Search the material below for the string "predmetima" and list each line that holds it.
--- RECORDS ---
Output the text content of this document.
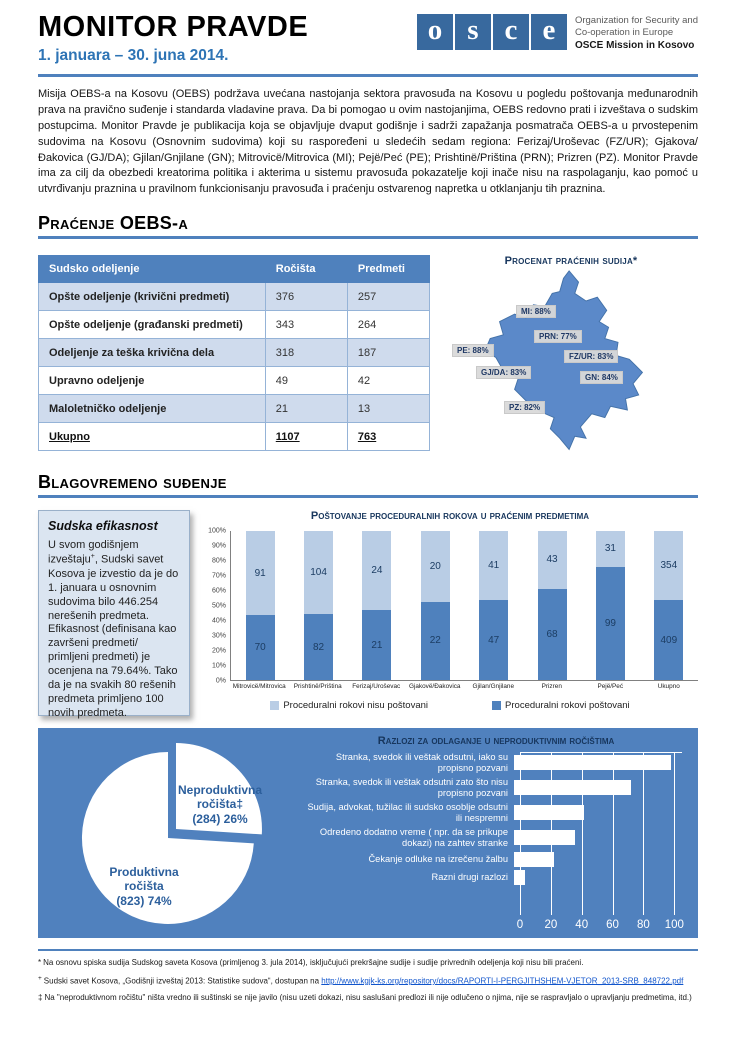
MONITOR PRAVDE
1. januara – 30. juna 2014.
o s c e	Organization for Security and
Co-operation in Europe
OSCE Mission in Kosovo

Misija OEBS-a na Kosovu (OEBS) podržava uvećana nastojanja sektora pravosuđa na Kosovu u pogledu poštovanja međunarodnih prava na pravično suđenje i standarda vladavine prava. Da bi pomogao u ovim nastojanjima, OEBS redovno prati i izveštava o sudskim postupcima. Monitor Pravde je publikacija koja se objavljuje dvaput godišnje i sadrži zapažanja posmatrača OEBS-a u prvostepenim sudovima na Kosovu (Osnovnim sudovima) koji su raspoređeni u sledećih sedam regiona: Ferizaj/Uroševac (FZ/UR); Gjakova/Đakovica (GJ/DA); Gjilan/Gnjilane (GN); Mitrovicë/Mitrovica (MI); Pejë/Peć (PE); Prishtinë/Priština (PRN); Prizren (PZ). Monitor Pravde ima za cilj da obezbedi kreatorima politika i akterima u sistemu pravosuđa pokazatelje koji inače nisu na raspolaganju, kao pomoć u utvrđivanju praznina u pravilnom funkcionisanju pravosuđa i praćenju ostvarenog napretka u otklanjanju tih praznina.

Praćenje OEBS-a
Sudsko odeljenje	Ročišta	Predmeti
Opšte odeljenje (krivični predmeti)	376	257
Opšte odeljenje (građanski predmeti)	343	264
Odeljenje za teška krivična dela	318	187
Upravno odeljenje	49	42
Maloletničko odeljenje	21	13
Ukupno	1107	763
Procenat praćenih sudija*
MI: 88%
PRN: 77%
PE: 88%
FZ/UR: 83%
GJ/DA: 83%
GN: 84%
PZ: 82%
Blagovremeno suđenje
Sudska efikasnost

U svom godišnjem izveštaju+, Sudski savet Kosova je izvestio da je do 1. januara u osnovnim sudovima bilo 446.254 nerešenih predmeta. Efikasnost (definisana kao završeni predmeti/ primljeni predmeti) je ocenjena na 79.64%. Tako da je na svakih 80 rešenih predmeta primljeno 100 novih predmeta.

Poštovanje proceduralnih rokova u praćenim predmetima
100%
90%
80%
70%
60%
50%
40%
30%
20%
10%
0%
91
70
104
82
24
21
20
22
41
47
43
68
31
99
354
409
Mitrovicë/Mitrovica	Prishtinë/Priština	Ferizaj/Uroševac	Gjakovë/Đakovica	Gjilan/Gnjilane	Prizren	Pejë/Peć	Ukupno
Proceduralni rokovi nisu poštovani	Proceduralni rokovi poštovani
Produktivna
ročišta
(823) 74%
Neproduktivna
ročišta‡
(284) 26%
Razlozi za odlaganje u neproduktivnim ročištima
Stranka, svedok ili veštak odsutni, iako su propisno pozvani
Stranka, svedok ili veštak odsutni zato što nisu propisno pozvani
Sudija, advokat, tužilac ili sudsko osoblje odsutni ili nespremni
Odredeno dodatno vreme ( npr. da se prikupe dokazi) na zahtev stranke
Čekanje odluke na izrečenu žalbu
Razni drugi razlozi
0 20 40 60 80 100

* Na osnovu spiska sudija Sudskog saveta Kosova (primljenog 3. jula 2014), isključujući prekršajne sudije i sudije privrednih odeljenja koji nisu bili praćeni.

+ Sudski savet Kosova, „Godišnji izveštaj 2013: Statistike sudova“, dostupan na http://www.kgjk-ks.org/repository/docs/RAPORTI-I-PERGJITHSHEM-VJETOR_2013-SRB_848722.pdf

‡ Na "neproduktivnom ročištu" ništa vredno ili suštinski se nije javilo (nisu uzeti dokazi, nisu saslušani predlozi ili nije odlučeno o njima, nije se raspravljalo o upravljanju predmetima, itd.)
---
WRITTEN REPLY:
Poštovanje proceduralnih rokova u praćenim predmetima
‡ Na "neproduktivnom ročištu" ništa vredno ili suštinski se nije javilo (nisu uzeti dokazi, nisu saslušani predlozi ili nije odlučeno o njima, nije se raspravljalo o upravljanju predmetima, itd.)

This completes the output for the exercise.